_RECORDS FOR THE EXERCISE:_
Begin
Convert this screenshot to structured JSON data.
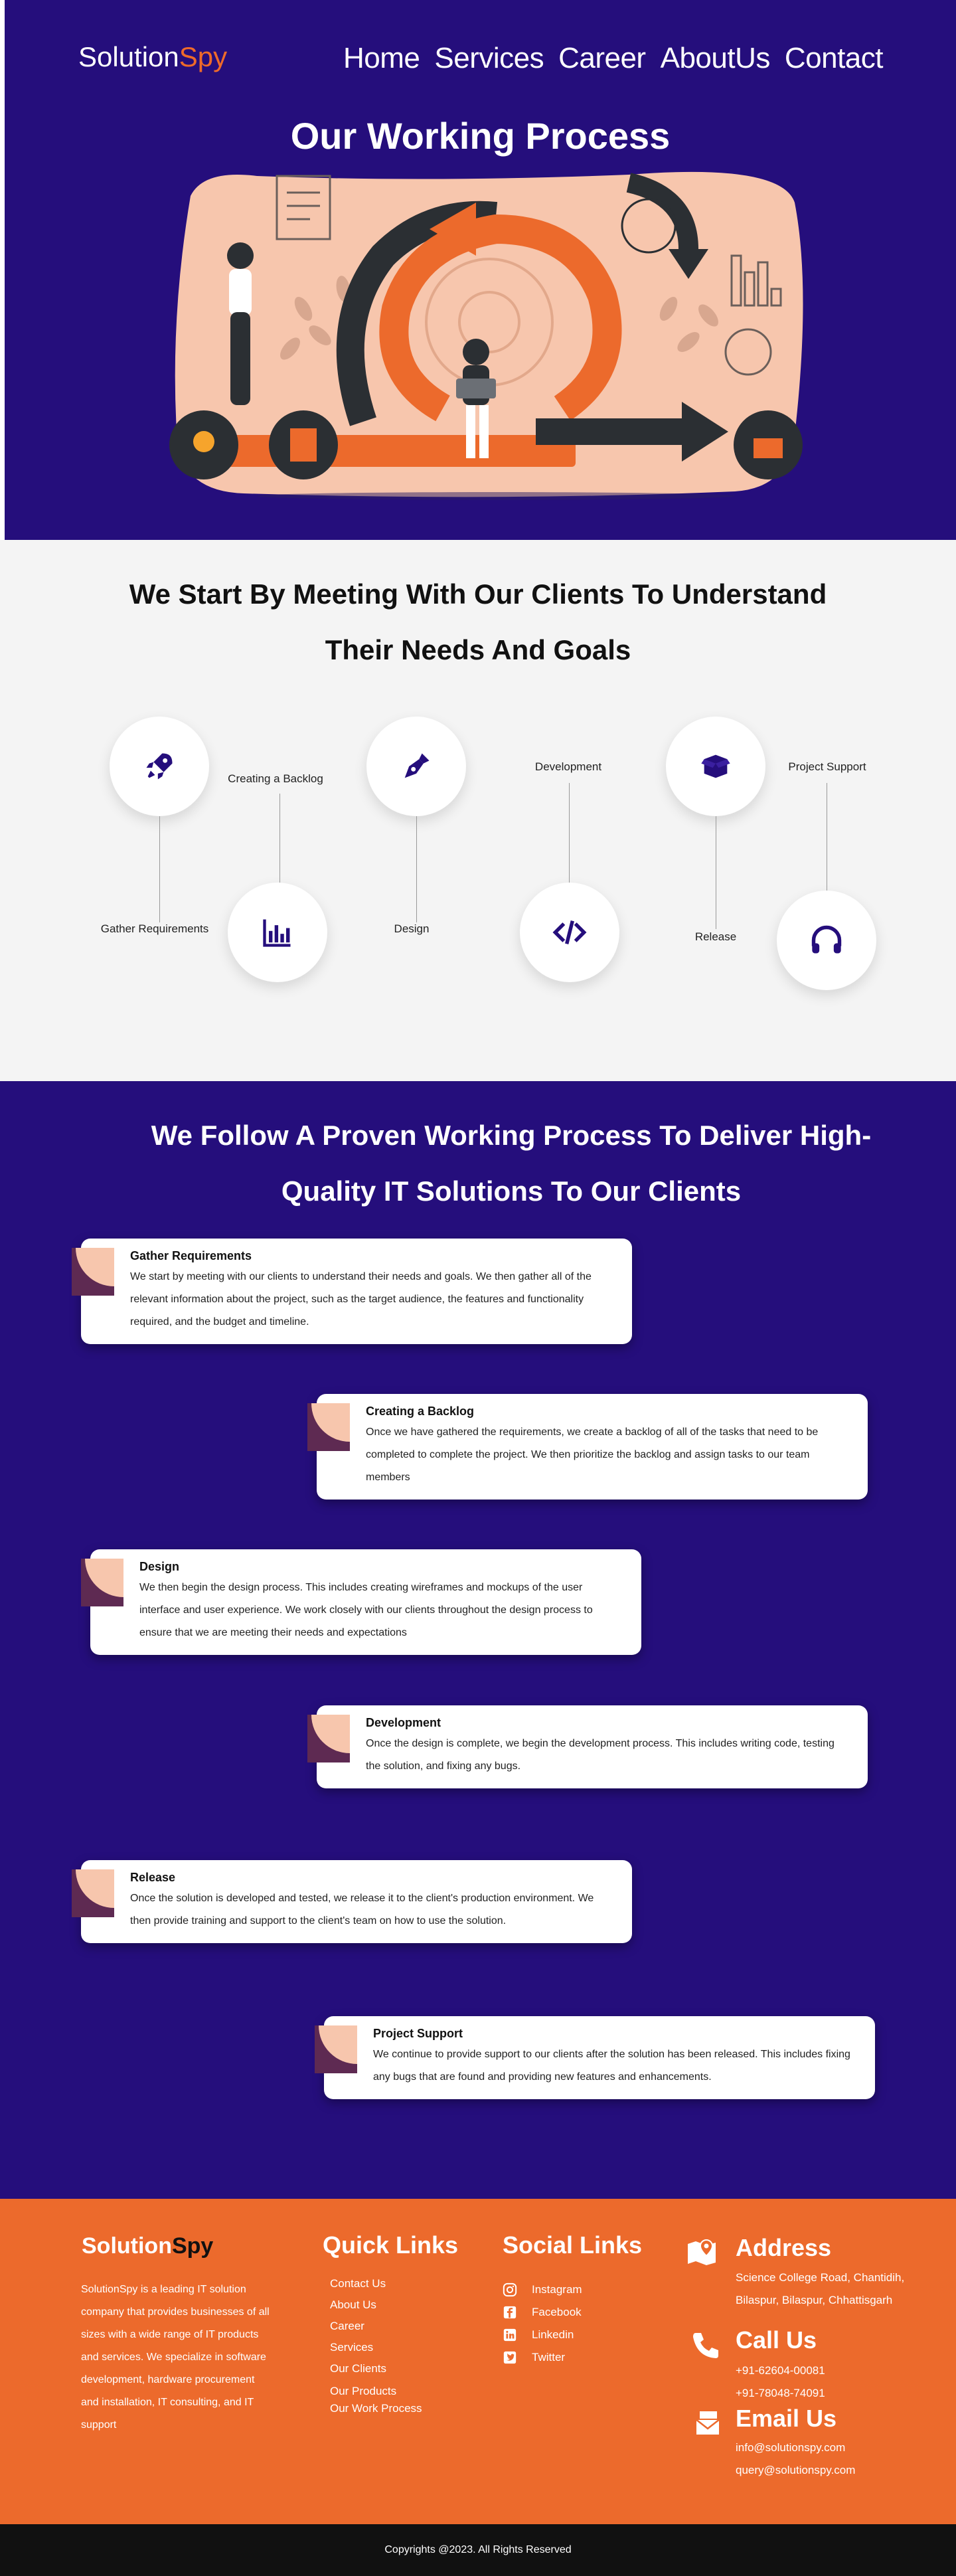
{
  "header": {
    "logo_main": "Solution",
    "logo_accent": "Spy",
    "nav": [
      "Home",
      "Services",
      "Career",
      "AboutUs",
      "Contact"
    ]
  },
  "hero": {
    "title": "Our Working Process"
  },
  "overview": {
    "heading": "We Start By Meeting With Our Clients To Understand Their Needs And Goals",
    "steps": [
      {
        "label": "Gather Requirements",
        "icon": "rocket-icon"
      },
      {
        "label": "Creating a Backlog",
        "icon": "bar-chart-icon"
      },
      {
        "label": "Design",
        "icon": "pen-nib-icon"
      },
      {
        "label": "Development",
        "icon": "code-icon"
      },
      {
        "label": "Release",
        "icon": "box-open-icon"
      },
      {
        "label": "Project Support",
        "icon": "headphones-icon"
      }
    ]
  },
  "process": {
    "heading": "We Follow A Proven Working Process To Deliver High-Quality IT Solutions To Our Clients",
    "cards": [
      {
        "title": "Gather Requirements",
        "desc": "We start by meeting with our clients to understand their needs and goals. We then gather all of the relevant information about the project, such as the target audience, the features and functionality required, and the budget and timeline."
      },
      {
        "title": "Creating a Backlog",
        "desc": "Once we have gathered the requirements, we create a backlog of all of the tasks that need to be completed to complete the project. We then prioritize the backlog and assign tasks to our team members"
      },
      {
        "title": "Design",
        "desc": "We then begin the design process. This includes creating wireframes and mockups of the user interface and user experience. We work closely with our clients throughout the design process to ensure that we are meeting their needs and expectations"
      },
      {
        "title": "Development",
        "desc": "Once the design is complete, we begin the development process. This includes writing code, testing the solution, and fixing any bugs."
      },
      {
        "title": "Release",
        "desc": "Once the solution is developed and tested, we release it to the client's production environment. We then provide training and support to the client's team on how to use the solution."
      },
      {
        "title": "Project Support",
        "desc": "We continue to provide support to our clients after the solution has been released. This includes fixing any bugs that are found and providing new features and enhancements."
      }
    ]
  },
  "footer": {
    "logo_main": "Solution",
    "logo_accent": "Spy",
    "about": "SolutionSpy is a leading IT solution company that provides businesses of all sizes with a wide range of IT products and services. We specialize in software development, hardware procurement and installation, IT consulting, and IT support",
    "quick_links_title": "Quick Links",
    "quick_links": [
      "Contact Us",
      "About Us",
      "Career",
      "Services",
      "Our Clients",
      "Our Products",
      "Our Work Process"
    ],
    "social_title": "Social Links",
    "social": [
      {
        "label": "Instagram",
        "icon": "instagram-icon"
      },
      {
        "label": "Facebook",
        "icon": "facebook-icon"
      },
      {
        "label": "Linkedin",
        "icon": "linkedin-icon"
      },
      {
        "label": "Twitter",
        "icon": "twitter-icon"
      }
    ],
    "address_title": "Address",
    "address_line1": "Science College Road, Chantidih,",
    "address_line2": "Bilaspur, Bilaspur, Chhattisgarh",
    "call_title": "Call Us",
    "phone1": "+91-62604-00081",
    "phone2": "+91-78048-74091",
    "email_title": "Email Us",
    "email1": "info@solutionspy.com",
    "email2": "query@solutionspy.com"
  },
  "copyright": "Copyrights @2023. All Rights Reserved",
  "colors": {
    "primary": "#250e7c",
    "accent": "#ec6a2c",
    "peach": "#f7c6ad"
  }
}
End
_STATED GOAL:_ Tell how many lines of the data include the word "features", and nothing else.

_OUTPUT BELOW:_ 2